---- Dataset excerpts

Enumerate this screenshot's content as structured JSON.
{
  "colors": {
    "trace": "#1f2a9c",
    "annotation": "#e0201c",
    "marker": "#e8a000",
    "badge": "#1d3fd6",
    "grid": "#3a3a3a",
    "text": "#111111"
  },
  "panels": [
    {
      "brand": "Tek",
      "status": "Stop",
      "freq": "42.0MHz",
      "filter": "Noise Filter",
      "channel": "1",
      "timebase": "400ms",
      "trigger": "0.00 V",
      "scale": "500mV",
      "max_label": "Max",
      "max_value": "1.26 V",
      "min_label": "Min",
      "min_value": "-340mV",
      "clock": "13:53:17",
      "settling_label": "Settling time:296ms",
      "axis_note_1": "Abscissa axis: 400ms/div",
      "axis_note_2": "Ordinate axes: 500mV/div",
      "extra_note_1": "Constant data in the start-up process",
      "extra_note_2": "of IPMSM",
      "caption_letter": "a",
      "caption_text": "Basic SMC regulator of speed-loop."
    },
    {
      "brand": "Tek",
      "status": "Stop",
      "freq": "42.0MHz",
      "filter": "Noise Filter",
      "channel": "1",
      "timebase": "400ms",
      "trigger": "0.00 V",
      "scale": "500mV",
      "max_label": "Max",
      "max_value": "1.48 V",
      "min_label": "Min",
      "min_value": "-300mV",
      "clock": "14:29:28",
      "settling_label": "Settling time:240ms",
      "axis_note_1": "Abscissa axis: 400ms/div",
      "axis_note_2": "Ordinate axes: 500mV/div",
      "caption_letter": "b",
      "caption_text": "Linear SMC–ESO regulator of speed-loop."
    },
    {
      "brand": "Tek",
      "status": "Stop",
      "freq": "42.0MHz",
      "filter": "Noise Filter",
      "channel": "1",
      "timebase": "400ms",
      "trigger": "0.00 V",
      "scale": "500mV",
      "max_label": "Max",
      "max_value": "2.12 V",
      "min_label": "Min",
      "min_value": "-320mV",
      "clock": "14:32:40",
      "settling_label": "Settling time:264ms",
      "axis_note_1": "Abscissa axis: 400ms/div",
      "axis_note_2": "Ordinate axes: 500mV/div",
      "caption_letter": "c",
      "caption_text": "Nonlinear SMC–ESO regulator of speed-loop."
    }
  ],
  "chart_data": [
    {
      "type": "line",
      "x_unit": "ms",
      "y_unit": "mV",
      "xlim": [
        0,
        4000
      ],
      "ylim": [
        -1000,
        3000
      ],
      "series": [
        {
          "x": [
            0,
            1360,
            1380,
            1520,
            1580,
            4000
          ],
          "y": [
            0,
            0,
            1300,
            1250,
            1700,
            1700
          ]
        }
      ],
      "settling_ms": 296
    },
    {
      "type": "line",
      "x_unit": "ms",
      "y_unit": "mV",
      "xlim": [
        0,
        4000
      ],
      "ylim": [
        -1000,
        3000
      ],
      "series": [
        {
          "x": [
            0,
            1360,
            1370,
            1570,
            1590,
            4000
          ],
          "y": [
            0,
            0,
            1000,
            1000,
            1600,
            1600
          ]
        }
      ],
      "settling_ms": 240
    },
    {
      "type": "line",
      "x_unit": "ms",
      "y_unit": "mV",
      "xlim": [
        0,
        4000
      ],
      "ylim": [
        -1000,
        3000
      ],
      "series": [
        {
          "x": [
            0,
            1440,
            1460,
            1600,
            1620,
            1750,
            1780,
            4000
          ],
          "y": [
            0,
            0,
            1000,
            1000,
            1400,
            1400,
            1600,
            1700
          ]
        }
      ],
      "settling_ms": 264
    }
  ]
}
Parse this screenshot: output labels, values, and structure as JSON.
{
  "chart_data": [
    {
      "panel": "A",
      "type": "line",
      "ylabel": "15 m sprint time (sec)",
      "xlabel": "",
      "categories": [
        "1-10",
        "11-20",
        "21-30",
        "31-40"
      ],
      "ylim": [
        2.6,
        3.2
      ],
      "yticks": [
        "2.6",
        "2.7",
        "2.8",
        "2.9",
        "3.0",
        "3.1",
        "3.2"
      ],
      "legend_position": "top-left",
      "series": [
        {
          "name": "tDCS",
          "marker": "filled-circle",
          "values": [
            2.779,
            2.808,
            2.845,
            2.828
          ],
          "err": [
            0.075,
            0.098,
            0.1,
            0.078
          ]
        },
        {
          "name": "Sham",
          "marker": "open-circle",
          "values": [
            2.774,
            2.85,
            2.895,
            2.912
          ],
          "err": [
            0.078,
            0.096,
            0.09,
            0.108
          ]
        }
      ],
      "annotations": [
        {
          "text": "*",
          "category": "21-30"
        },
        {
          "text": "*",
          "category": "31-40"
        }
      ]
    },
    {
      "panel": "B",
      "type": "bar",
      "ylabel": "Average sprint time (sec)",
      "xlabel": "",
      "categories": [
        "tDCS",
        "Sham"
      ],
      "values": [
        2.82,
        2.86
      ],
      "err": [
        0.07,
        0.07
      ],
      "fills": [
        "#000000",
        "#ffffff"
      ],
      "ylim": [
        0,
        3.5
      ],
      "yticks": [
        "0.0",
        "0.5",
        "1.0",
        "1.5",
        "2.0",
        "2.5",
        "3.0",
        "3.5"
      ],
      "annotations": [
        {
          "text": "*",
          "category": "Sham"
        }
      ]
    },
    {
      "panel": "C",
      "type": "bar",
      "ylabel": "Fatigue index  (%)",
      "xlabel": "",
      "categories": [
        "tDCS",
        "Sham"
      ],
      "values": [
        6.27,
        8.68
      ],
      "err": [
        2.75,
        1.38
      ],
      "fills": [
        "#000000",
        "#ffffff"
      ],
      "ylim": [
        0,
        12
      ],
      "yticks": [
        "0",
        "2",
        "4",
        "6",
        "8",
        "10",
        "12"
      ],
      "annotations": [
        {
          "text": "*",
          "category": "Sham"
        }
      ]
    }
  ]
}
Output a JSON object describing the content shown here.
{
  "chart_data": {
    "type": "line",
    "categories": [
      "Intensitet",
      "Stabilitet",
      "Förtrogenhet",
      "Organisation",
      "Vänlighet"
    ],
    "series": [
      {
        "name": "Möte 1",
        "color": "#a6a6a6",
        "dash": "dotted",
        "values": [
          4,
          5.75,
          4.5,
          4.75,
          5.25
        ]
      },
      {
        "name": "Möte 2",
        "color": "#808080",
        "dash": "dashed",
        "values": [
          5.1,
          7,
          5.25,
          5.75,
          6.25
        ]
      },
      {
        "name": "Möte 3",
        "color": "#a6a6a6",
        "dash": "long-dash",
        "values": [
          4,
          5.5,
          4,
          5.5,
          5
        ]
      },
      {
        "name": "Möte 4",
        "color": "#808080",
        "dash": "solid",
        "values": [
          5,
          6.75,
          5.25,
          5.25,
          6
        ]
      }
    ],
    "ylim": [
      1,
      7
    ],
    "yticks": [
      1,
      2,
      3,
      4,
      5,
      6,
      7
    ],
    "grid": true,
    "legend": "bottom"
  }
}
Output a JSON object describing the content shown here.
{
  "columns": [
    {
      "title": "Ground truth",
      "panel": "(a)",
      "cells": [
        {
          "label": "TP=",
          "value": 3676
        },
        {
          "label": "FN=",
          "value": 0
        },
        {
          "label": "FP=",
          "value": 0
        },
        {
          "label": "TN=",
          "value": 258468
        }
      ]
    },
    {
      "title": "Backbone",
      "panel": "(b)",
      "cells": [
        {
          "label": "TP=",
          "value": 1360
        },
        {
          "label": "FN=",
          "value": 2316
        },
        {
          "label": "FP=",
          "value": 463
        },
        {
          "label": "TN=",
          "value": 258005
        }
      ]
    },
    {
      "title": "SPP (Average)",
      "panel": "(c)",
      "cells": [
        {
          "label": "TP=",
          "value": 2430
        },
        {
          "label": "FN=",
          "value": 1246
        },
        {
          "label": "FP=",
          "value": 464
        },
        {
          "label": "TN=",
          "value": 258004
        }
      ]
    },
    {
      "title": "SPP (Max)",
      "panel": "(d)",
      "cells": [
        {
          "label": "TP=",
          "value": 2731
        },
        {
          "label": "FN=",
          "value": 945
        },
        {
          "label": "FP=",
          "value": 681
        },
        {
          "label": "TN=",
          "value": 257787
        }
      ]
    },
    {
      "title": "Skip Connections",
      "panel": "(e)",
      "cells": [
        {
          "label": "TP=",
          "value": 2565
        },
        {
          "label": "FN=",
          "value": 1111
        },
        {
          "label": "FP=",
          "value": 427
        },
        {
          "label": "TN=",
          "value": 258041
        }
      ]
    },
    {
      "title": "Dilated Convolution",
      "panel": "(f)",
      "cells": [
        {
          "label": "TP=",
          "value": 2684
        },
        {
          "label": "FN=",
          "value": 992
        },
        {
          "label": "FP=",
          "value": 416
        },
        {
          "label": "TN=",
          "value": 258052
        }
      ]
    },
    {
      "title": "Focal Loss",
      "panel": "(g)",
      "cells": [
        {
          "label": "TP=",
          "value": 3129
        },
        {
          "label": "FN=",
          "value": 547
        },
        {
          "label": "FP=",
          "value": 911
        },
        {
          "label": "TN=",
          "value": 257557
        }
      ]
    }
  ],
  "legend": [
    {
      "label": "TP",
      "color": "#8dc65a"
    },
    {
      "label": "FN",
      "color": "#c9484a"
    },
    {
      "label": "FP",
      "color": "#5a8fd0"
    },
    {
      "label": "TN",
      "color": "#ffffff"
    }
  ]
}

--------

Pick out the lines containing the string "Möte" and show them.

        "name": "Möte 1",
        "name": "Möte 2",
        "name": "Möte 3",
        "name": "Möte 4",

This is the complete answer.